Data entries

* Begin *

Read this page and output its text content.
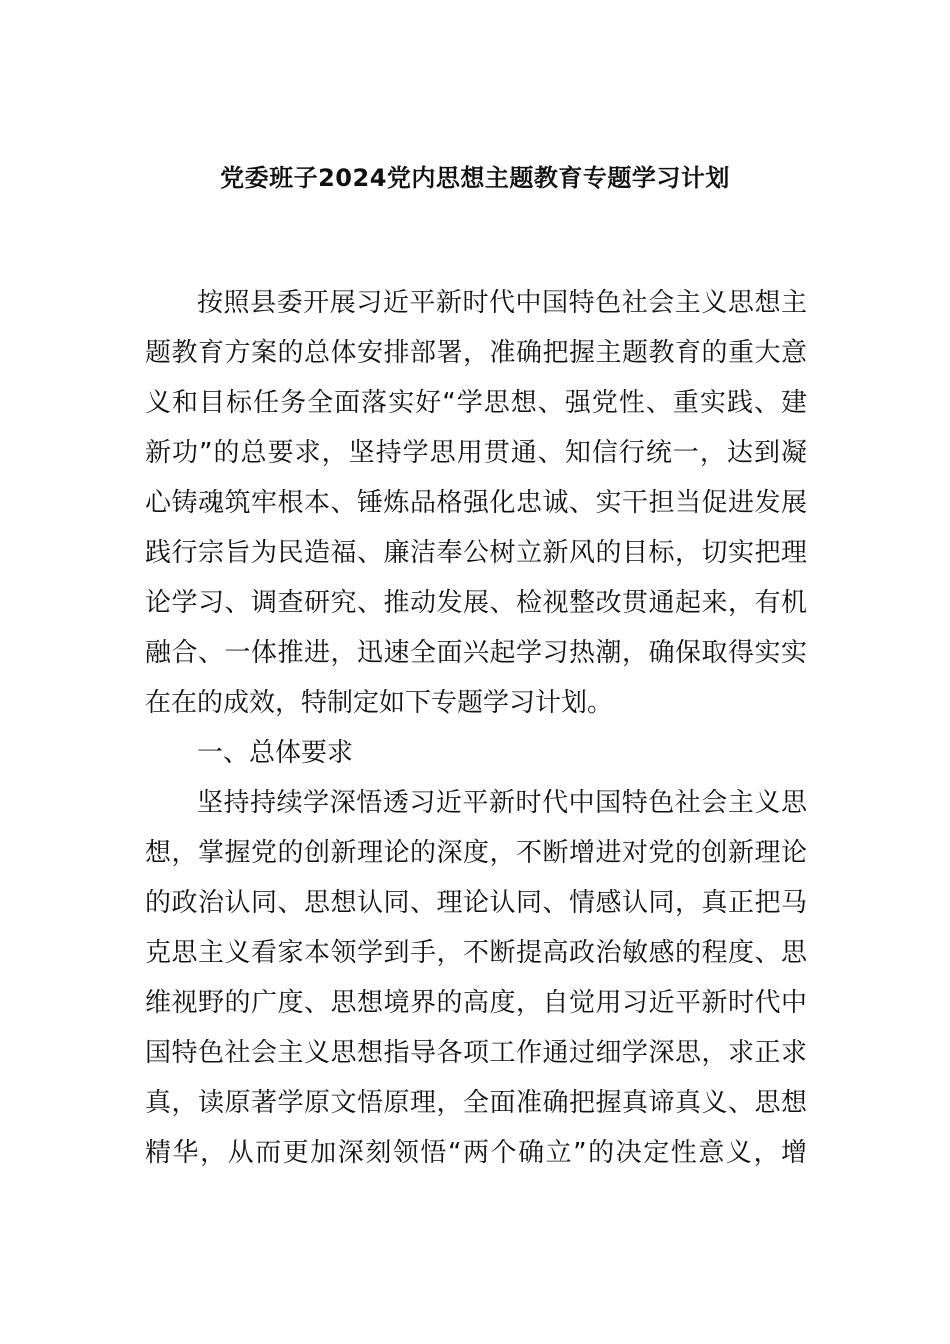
党委班子2024党内思想主题教育专题学习计划
按照县委开展习近平新时代中国特色社会主义思想主
题教育方案的总体安排部署，准确把握主题教育的重大意
义和目标任务全面落实好“学思想、强党性、重实践、建
新功”的总要求，坚持学思用贯通、知信行统一，达到凝
心铸魂筑牢根本、锤炼品格强化忠诚、实干担当促进发展
践行宗旨为民造福、廉洁奉公树立新风的目标，切实把理
论学习、调查研究、推动发展、检视整改贯通起来，有机
融合、一体推进，迅速全面兴起学习热潮，确保取得实实
在在的成效，特制定如下专题学习计划。
一、总体要求
坚持持续学深悟透习近平新时代中国特色社会主义思
想，掌握党的创新理论的深度，不断增进对党的创新理论
的政治认同、思想认同、理论认同、情感认同，真正把马
克思主义看家本领学到手，不断提高政治敏感的程度、思
维视野的广度、思想境界的高度，自觉用习近平新时代中
国特色社会主义思想指导各项工作通过细学深思，求正求
真，读原著学原文悟原理，全面准确把握真谛真义、思想
精华，从而更加深刻领悟“两个确立”的决定性意义，增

* End *

= Written exercise =
Reproduce the material above in full, exactly, with no images.

= Finished exercise =
Read this page and output its text content.
党委班子2024党内思想主题教育专题学习计划
按照县委开展习近平新时代中国特色社会主义思想主
题教育方案的总体安排部署，准确把握主题教育的重大意
义和目标任务全面落实好“学思想、强党性、重实践、建
新功”的总要求，坚持学思用贯通、知信行统一，达到凝
心铸魂筑牢根本、锤炼品格强化忠诚、实干担当促进发展
践行宗旨为民造福、廉洁奉公树立新风的目标，切实把理
论学习、调查研究、推动发展、检视整改贯通起来，有机
融合、一体推进，迅速全面兴起学习热潮，确保取得实实
在在的成效，特制定如下专题学习计划。
一、总体要求
坚持持续学深悟透习近平新时代中国特色社会主义思
想，掌握党的创新理论的深度，不断增进对党的创新理论
的政治认同、思想认同、理论认同、情感认同，真正把马
克思主义看家本领学到手，不断提高政治敏感的程度、思
维视野的广度、思想境界的高度，自觉用习近平新时代中
国特色社会主义思想指导各项工作通过细学深思，求正求
真，读原著学原文悟原理，全面准确把握真谛真义、思想
精华，从而更加深刻领悟“两个确立”的决定性意义，增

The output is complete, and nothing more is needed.